_LISTED ENTRIES_
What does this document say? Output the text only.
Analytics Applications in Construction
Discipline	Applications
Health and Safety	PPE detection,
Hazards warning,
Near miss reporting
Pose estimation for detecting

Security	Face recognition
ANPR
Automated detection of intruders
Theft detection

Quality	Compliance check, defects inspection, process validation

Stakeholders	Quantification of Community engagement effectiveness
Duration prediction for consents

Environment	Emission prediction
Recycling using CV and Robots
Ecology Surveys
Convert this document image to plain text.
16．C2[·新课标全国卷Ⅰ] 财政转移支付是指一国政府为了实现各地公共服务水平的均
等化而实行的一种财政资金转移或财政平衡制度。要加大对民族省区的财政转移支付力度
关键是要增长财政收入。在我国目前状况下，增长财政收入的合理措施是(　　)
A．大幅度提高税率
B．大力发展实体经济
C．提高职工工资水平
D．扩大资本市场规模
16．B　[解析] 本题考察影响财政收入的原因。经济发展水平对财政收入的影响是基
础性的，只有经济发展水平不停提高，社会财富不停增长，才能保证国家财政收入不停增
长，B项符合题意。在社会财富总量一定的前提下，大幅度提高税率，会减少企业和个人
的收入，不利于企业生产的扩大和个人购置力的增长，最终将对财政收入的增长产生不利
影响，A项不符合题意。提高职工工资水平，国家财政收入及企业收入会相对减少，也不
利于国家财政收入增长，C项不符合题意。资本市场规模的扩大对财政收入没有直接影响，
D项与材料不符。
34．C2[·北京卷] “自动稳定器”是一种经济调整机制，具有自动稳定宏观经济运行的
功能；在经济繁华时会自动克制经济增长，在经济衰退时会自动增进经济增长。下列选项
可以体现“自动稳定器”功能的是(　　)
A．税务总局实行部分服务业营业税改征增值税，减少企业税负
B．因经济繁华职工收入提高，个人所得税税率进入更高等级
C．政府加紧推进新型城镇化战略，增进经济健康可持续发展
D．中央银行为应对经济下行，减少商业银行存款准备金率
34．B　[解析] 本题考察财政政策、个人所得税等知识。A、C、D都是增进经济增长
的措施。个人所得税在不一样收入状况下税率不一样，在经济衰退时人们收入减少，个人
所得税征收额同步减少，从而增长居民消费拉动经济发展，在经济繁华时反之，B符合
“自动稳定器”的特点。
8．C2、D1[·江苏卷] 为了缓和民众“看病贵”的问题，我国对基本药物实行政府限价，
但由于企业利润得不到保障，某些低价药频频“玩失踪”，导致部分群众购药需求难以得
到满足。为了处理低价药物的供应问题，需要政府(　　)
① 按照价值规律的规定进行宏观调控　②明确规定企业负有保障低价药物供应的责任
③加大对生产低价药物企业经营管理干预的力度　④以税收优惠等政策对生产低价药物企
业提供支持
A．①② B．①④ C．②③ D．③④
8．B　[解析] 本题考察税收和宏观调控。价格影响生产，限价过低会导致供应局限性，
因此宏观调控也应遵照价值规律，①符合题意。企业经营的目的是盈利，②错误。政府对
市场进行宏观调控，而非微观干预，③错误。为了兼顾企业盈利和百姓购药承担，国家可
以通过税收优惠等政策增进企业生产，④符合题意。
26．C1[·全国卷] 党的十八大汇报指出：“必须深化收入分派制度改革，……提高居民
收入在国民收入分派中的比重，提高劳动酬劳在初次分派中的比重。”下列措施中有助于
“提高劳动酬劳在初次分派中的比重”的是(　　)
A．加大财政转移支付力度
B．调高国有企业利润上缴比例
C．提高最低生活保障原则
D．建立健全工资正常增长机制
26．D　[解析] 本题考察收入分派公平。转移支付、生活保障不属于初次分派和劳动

_WHAT TO PRODUCE_
Extract all lines that hold the word "提高劳动酬劳在初次分派中的比重".

_COMPLETE RESPONSE_
收入在国民收入分派中的比重，提高劳动酬劳在初次分派中的比重。”下列措施中有助于
“提高劳动酬劳在初次分派中的比重”的是(　　)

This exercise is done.